-- start of MATERIAL --

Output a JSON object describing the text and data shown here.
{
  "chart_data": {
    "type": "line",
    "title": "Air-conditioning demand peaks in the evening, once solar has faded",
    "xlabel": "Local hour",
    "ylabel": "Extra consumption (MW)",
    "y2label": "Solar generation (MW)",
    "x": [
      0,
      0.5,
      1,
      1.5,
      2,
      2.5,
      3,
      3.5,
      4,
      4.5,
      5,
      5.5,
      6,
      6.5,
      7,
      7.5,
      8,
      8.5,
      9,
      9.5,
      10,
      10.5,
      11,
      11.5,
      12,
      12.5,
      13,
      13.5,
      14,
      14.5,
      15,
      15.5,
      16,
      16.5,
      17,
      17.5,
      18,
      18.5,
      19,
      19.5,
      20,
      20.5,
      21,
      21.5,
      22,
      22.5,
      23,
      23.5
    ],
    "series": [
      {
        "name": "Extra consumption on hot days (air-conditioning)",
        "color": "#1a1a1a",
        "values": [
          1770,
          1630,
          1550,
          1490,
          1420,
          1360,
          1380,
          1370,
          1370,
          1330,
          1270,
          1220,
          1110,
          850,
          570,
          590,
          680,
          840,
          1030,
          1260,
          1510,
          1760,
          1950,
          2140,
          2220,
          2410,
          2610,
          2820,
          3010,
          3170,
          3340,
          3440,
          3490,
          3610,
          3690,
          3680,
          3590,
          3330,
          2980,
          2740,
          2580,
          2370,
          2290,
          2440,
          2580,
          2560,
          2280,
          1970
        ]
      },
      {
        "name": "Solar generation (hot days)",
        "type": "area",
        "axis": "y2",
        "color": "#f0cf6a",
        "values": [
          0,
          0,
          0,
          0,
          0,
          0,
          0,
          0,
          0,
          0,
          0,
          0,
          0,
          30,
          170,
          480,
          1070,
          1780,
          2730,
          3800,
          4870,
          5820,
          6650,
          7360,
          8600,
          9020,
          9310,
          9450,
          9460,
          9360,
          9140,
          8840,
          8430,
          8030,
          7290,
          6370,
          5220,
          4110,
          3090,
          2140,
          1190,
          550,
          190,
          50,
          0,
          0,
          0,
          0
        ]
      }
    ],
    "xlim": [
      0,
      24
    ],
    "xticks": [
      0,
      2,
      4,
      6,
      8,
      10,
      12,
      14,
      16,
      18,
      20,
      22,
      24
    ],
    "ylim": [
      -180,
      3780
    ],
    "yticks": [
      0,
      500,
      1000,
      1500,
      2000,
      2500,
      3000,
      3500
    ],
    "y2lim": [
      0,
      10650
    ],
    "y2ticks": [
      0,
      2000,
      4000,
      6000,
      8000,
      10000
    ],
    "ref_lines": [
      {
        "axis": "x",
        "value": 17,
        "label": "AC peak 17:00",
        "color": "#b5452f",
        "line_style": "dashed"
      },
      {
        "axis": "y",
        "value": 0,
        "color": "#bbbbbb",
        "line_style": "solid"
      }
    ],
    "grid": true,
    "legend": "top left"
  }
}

-- end of MATERIAL --
-- start of MATERIAL --

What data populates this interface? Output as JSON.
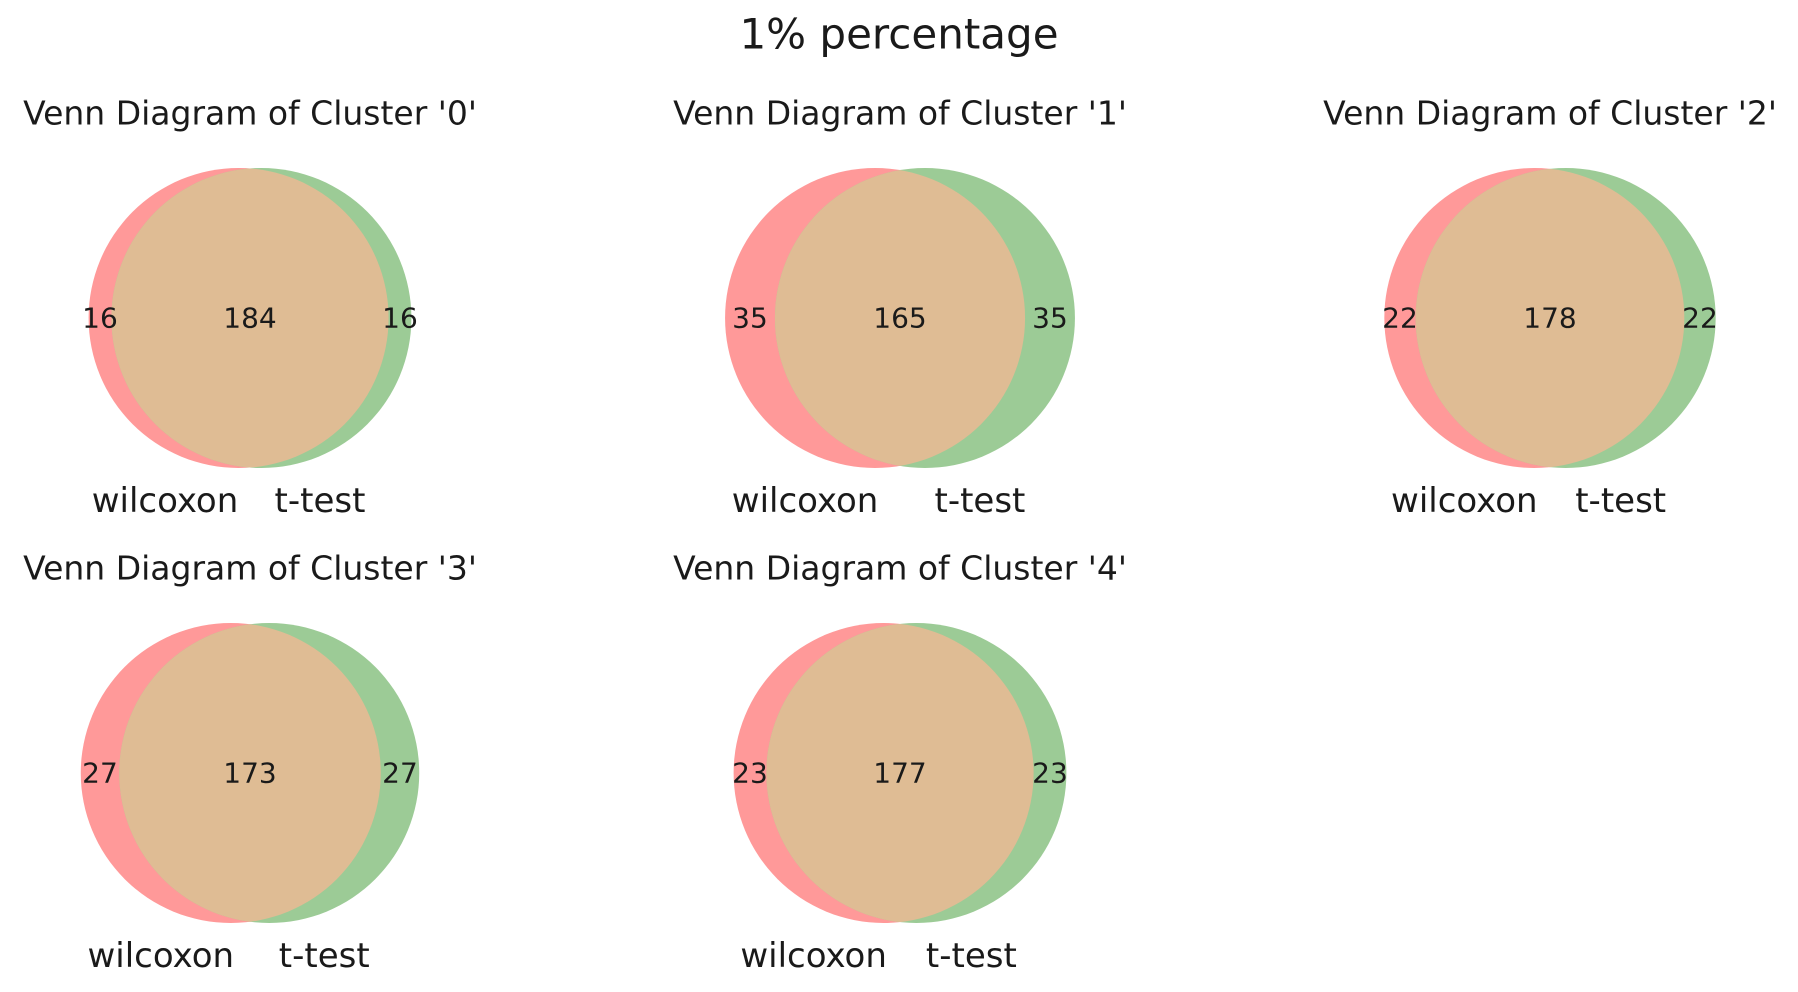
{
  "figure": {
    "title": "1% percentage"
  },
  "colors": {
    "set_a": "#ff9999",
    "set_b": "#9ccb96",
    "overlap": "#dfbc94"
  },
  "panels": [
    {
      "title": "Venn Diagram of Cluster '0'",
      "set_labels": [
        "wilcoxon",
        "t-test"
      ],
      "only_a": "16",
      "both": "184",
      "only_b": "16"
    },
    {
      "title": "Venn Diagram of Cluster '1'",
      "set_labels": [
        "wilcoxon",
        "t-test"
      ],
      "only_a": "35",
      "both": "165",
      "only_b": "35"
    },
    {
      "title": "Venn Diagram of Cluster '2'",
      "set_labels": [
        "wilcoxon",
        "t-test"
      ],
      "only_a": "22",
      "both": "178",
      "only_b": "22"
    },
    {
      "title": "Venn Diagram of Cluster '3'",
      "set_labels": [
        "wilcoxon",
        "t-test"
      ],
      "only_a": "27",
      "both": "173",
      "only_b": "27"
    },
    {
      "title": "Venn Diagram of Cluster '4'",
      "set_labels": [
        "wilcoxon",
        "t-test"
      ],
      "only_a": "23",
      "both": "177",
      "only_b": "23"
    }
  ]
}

-- end of MATERIAL --

# WHAT IS BEING ASKED:
Count how many lines contain "both" and give only that count.

# COMPLETE OUTPUT:
5